__Dataset items__.
*****

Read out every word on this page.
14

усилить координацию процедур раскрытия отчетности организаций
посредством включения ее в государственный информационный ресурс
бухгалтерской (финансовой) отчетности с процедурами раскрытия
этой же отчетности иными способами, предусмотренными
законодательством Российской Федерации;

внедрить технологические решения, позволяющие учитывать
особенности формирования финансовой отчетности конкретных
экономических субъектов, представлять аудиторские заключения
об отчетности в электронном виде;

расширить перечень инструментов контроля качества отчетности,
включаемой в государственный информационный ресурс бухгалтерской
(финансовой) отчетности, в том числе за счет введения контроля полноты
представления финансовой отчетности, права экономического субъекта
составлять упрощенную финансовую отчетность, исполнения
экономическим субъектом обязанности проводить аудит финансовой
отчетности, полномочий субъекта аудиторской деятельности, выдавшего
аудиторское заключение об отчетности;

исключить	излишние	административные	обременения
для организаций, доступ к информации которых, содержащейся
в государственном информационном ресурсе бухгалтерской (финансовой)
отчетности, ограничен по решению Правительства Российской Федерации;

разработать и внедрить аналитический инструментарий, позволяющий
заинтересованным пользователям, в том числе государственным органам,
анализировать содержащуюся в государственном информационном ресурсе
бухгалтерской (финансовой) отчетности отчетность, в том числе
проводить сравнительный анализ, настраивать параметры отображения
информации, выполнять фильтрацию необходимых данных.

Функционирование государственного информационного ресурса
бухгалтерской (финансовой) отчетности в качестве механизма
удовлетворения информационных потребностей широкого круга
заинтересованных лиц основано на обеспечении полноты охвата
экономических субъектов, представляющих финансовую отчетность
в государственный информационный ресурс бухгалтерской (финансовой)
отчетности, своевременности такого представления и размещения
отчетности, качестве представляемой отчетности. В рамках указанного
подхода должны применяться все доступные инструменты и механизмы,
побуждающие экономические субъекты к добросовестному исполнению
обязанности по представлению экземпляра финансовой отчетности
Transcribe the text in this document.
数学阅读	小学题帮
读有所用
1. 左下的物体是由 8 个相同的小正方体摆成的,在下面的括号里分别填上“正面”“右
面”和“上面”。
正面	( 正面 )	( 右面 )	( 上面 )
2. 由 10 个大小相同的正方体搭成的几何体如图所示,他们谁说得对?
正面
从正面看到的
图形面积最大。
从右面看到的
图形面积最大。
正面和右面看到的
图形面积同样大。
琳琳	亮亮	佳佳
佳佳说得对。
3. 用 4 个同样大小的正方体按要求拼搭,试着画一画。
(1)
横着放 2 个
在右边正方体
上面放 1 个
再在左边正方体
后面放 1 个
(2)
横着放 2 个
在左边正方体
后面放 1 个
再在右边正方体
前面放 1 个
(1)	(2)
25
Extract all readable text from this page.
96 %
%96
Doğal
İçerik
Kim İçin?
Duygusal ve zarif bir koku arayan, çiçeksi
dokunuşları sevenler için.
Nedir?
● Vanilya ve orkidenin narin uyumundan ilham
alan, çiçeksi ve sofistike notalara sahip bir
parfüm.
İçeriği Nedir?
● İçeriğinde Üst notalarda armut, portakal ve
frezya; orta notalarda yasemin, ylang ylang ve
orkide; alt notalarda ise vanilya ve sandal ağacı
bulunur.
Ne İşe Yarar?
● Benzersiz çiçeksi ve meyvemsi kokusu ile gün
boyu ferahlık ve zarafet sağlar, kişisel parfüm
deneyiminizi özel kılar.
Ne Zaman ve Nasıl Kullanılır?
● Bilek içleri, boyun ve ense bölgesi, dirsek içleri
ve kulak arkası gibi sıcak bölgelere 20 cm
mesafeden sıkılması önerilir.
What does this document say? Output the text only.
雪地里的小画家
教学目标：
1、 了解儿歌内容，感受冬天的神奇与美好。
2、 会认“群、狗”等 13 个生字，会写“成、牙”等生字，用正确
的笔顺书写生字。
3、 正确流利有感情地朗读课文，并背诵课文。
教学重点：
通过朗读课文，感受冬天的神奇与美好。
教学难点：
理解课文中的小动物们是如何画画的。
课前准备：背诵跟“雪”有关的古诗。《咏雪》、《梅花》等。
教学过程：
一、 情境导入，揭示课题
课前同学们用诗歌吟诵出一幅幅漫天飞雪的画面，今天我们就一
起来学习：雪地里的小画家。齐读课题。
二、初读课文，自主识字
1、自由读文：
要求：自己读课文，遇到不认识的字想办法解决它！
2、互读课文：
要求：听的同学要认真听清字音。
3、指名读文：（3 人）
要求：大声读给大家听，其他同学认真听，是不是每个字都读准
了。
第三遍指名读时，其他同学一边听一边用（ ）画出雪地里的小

*****

__Your instructions__. Write out again, exactly, the lines from the one holding "What does this" through the end of the listing, with both ends included.

__Response below__.
What does this document say? Output the text only.
雪地里的小画家
教学目标：
1、 了解儿歌内容，感受冬天的神奇与美好。
2、 会认“群、狗”等 13 个生字，会写“成、牙”等生字，用正确
的笔顺书写生字。
3、 正确流利有感情地朗读课文，并背诵课文。
教学重点：
通过朗读课文，感受冬天的神奇与美好。
教学难点：
理解课文中的小动物们是如何画画的。
课前准备：背诵跟“雪”有关的古诗。《咏雪》、《梅花》等。
教学过程：
一、 情境导入，揭示课题
课前同学们用诗歌吟诵出一幅幅漫天飞雪的画面，今天我们就一
起来学习：雪地里的小画家。齐读课题。
二、初读课文，自主识字
1、自由读文：
要求：自己读课文，遇到不认识的字想办法解决它！
2、互读课文：
要求：听的同学要认真听清字音。
3、指名读文：（3 人）
要求：大声读给大家听，其他同学认真听，是不是每个字都读准
了。
第三遍指名读时，其他同学一边听一边用（ ）画出雪地里的小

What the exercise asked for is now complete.